AIM: Quote each record exactly, please, leaving none out.

--- Start of RECORDED INFORMATION ---

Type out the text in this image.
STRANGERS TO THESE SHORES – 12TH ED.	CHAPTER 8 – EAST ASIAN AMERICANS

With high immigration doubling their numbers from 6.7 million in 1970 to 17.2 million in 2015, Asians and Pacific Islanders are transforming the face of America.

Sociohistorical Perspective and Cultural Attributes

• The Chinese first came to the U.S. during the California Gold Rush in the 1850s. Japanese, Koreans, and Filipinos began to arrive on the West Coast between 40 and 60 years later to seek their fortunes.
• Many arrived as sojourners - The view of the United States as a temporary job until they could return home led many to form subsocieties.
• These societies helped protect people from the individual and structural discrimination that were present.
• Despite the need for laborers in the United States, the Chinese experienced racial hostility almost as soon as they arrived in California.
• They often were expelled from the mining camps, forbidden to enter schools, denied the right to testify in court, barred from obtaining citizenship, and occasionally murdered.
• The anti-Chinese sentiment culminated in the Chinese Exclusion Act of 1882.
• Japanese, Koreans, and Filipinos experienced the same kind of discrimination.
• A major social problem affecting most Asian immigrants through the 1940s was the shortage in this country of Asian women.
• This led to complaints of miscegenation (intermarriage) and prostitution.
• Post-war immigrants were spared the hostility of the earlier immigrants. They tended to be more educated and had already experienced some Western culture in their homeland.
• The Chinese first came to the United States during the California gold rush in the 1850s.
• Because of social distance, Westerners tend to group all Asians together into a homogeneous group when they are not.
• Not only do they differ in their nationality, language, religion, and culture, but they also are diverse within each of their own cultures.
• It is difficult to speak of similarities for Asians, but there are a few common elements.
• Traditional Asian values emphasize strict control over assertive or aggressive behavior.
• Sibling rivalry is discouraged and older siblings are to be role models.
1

--- End of RECORDED INFORMATION ---

IN RESPONSE:
Type out the text in this image.
STRANGERS TO THESE SHORES – 12TH ED.	CHAPTER 8 – EAST ASIAN AMERICANS

With high immigration doubling their numbers from 6.7 million in 1970 to 17.2 million in 2015, Asians and Pacific Islanders are transforming the face of America.

Sociohistorical Perspective and Cultural Attributes

• The Chinese first came to the U.S. during the California Gold Rush in the 1850s. Japanese, Koreans, and Filipinos began to arrive on the West Coast between 40 and 60 years later to seek their fortunes.
• Many arrived as sojourners - The view of the United States as a temporary job until they could return home led many to form subsocieties.
• These societies helped protect people from the individual and structural discrimination that were present.
• Despite the need for laborers in the United States, the Chinese experienced racial hostility almost as soon as they arrived in California.
• They often were expelled from the mining camps, forbidden to enter schools, denied the right to testify in court, barred from obtaining citizenship, and occasionally murdered.
• The anti-Chinese sentiment culminated in the Chinese Exclusion Act of 1882.
• Japanese, Koreans, and Filipinos experienced the same kind of discrimination.
• A major social problem affecting most Asian immigrants through the 1940s was the shortage in this country of Asian women.
• This led to complaints of miscegenation (intermarriage) and prostitution.
• Post-war immigrants were spared the hostility of the earlier immigrants. They tended to be more educated and had already experienced some Western culture in their homeland.
• The Chinese first came to the United States during the California gold rush in the 1850s.
• Because of social distance, Westerners tend to group all Asians together into a homogeneous group when they are not.
• Not only do they differ in their nationality, language, religion, and culture, but they also are diverse within each of their own cultures.
• It is difficult to speak of similarities for Asians, but there are a few common elements.
• Traditional Asian values emphasize strict control over assertive or aggressive behavior.
• Sibling rivalry is discouraged and older siblings are to be role models.
1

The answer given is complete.